§ **Your instructions**
Read the listing and extract each line that includes the word "השבת".

§ **Dataset extract**
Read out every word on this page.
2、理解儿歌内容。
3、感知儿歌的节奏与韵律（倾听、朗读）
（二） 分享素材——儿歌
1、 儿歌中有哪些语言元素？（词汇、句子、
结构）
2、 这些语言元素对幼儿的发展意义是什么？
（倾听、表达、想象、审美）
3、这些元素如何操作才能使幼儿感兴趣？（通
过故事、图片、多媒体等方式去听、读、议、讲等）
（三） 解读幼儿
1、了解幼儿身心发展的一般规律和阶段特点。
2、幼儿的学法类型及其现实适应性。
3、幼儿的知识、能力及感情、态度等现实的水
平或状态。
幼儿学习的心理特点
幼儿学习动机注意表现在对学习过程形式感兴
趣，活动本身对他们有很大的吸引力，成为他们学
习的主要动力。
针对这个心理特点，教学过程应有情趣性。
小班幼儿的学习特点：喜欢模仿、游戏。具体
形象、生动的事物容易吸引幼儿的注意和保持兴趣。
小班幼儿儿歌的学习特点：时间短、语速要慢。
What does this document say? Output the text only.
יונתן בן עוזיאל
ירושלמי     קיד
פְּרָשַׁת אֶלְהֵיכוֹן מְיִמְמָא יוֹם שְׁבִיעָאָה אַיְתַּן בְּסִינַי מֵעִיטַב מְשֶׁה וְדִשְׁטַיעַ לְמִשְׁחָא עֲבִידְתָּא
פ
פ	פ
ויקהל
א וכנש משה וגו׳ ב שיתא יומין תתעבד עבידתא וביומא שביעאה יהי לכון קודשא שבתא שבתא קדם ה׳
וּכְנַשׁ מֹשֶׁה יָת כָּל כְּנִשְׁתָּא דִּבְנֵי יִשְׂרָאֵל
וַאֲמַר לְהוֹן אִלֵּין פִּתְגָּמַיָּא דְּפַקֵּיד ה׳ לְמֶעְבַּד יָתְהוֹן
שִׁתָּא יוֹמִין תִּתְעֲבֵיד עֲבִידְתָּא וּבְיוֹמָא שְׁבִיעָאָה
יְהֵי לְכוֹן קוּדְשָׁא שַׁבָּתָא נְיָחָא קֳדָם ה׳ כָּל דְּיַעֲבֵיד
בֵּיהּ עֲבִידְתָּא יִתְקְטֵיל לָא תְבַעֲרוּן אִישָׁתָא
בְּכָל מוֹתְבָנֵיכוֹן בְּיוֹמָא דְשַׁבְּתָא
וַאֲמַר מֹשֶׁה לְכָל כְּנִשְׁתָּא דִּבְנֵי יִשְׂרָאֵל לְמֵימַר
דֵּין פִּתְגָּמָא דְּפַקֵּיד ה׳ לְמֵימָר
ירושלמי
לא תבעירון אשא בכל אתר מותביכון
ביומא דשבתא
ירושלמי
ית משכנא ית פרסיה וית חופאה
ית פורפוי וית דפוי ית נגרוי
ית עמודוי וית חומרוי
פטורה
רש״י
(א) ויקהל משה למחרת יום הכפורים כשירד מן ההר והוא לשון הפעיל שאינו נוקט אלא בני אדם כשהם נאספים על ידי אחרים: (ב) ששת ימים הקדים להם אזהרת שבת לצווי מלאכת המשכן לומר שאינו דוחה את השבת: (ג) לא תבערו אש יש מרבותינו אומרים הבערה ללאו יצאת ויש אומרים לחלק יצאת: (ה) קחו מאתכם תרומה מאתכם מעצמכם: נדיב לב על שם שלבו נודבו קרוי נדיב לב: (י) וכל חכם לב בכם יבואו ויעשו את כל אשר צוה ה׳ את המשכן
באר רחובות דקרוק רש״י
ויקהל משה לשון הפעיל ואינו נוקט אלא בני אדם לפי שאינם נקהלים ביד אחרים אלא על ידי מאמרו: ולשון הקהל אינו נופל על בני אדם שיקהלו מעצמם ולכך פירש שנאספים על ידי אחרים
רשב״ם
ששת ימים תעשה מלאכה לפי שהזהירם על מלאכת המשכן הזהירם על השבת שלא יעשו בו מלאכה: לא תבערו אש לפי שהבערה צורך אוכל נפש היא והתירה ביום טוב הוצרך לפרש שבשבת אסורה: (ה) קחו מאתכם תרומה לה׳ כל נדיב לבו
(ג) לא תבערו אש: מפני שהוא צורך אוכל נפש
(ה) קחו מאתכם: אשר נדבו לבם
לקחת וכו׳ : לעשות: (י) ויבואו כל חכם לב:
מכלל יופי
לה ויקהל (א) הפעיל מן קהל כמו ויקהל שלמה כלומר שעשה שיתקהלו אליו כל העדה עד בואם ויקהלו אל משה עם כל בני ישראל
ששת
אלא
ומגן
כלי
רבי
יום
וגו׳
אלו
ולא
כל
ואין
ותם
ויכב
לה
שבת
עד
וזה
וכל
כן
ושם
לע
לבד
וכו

§ **Task response**
(א) ויקהל משה למחרת יום הכפורים כשירד מן ההר והוא לשון הפעיל שאינו נוקט אלא בני אדם כשהם נאספים על ידי אחרים: (ב) ששת ימים הקדים להם אזהרת שבת לצווי מלאכת המשכן לומר שאינו דוחה את השבת: (ג) לא תבערו אש יש מרבותינו אומרים הבערה ללאו יצאת ויש אומרים לחלק יצאת: (ה) קחו מאתכם תרומה מאתכם מעצמכם: נדיב לב על שם שלבו נודבו קרוי נדיב לב: (י) וכל חכם לב בכם יבואו ויעשו את כל אשר צוה ה׳ את המשכן
ששת ימים תעשה מלאכה לפי שהזהירם על מלאכת המשכן הזהירם על השבת שלא יעשו בו מלאכה: לא תבערו אש לפי שהבערה צורך אוכל נפש היא והתירה ביום טוב הוצרך לפרש שבשבת אסורה: (ה) קחו מאתכם תרומה לה׳ כל נדיב לבו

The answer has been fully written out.